* **Source data**:
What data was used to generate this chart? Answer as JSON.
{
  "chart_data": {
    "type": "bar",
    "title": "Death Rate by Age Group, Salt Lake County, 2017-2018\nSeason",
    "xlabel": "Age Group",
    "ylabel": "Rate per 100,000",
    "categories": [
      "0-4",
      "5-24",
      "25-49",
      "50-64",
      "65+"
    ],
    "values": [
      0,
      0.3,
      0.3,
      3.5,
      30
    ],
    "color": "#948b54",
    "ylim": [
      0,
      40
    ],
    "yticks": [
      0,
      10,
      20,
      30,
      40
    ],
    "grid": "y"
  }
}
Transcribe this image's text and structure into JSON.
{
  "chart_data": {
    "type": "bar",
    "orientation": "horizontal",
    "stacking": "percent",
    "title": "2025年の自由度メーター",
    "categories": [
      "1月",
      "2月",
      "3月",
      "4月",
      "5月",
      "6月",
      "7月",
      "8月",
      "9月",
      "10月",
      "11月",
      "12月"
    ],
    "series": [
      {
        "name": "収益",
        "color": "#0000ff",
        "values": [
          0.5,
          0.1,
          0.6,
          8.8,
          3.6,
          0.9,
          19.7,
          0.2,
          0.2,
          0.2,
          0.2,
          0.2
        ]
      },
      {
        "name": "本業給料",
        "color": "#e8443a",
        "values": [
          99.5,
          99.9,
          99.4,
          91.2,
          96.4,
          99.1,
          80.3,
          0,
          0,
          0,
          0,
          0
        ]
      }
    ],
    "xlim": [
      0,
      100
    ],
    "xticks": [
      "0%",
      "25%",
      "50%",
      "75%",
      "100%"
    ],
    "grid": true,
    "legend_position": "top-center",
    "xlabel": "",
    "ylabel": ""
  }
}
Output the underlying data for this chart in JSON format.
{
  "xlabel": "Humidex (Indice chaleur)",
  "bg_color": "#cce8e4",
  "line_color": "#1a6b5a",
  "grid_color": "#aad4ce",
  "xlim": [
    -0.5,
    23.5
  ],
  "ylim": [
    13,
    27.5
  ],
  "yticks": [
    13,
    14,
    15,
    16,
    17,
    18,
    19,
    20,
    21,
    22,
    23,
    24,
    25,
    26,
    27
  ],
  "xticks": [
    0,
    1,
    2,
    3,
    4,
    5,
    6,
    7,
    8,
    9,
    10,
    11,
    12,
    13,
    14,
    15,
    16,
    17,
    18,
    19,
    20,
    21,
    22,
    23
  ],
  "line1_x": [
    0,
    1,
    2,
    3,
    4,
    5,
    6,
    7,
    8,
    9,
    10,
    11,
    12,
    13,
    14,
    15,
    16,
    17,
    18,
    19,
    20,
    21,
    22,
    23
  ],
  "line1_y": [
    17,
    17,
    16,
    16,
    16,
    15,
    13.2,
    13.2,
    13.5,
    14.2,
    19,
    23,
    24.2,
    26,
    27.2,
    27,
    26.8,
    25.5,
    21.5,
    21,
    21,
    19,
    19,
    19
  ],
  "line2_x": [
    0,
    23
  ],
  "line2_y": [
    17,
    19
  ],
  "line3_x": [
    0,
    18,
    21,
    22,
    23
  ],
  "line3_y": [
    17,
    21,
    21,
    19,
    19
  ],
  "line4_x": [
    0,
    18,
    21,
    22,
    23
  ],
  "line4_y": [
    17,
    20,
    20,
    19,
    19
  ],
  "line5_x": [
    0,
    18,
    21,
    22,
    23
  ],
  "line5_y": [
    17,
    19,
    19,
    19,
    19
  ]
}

* **Task prompt**:
Quote the lines of the listing above that run from the line with "Output the underlying" through its last line, both included, and nothing else.

* **The result**:
Output the underlying data for this chart in JSON format.
{
  "xlabel": "Humidex (Indice chaleur)",
  "bg_color": "#cce8e4",
  "line_color": "#1a6b5a",
  "grid_color": "#aad4ce",
  "xlim": [
    -0.5,
    23.5
  ],
  "ylim": [
    13,
    27.5
  ],
  "yticks": [
    13,
    14,
    15,
    16,
    17,
    18,
    19,
    20,
    21,
    22,
    23,
    24,
    25,
    26,
    27
  ],
  "xticks": [
    0,
    1,
    2,
    3,
    4,
    5,
    6,
    7,
    8,
    9,
    10,
    11,
    12,
    13,
    14,
    15,
    16,
    17,
    18,
    19,
    20,
    21,
    22,
    23
  ],
  "line1_x": [
    0,
    1,
    2,
    3,
    4,
    5,
    6,
    7,
    8,
    9,
    10,
    11,
    12,
    13,
    14,
    15,
    16,
    17,
    18,
    19,
    20,
    21,
    22,
    23
  ],
  "line1_y": [
    17,
    17,
    16,
    16,
    16,
    15,
    13.2,
    13.2,
    13.5,
    14.2,
    19,
    23,
    24.2,
    26,
    27.2,
    27,
    26.8,
    25.5,
    21.5,
    21,
    21,
    19,
    19,
    19
  ],
  "line2_x": [
    0,
    23
  ],
  "line2_y": [
    17,
    19
  ],
  "line3_x": [
    0,
    18,
    21,
    22,
    23
  ],
  "line3_y": [
    17,
    21,
    21,
    19,
    19
  ],
  "line4_x": [
    0,
    18,
    21,
    22,
    23
  ],
  "line4_y": [
    17,
    20,
    20,
    19,
    19
  ],
  "line5_x": [
    0,
    18,
    21,
    22,
    23
  ],
  "line5_y": [
    17,
    19,
    19,
    19,
    19
  ]
}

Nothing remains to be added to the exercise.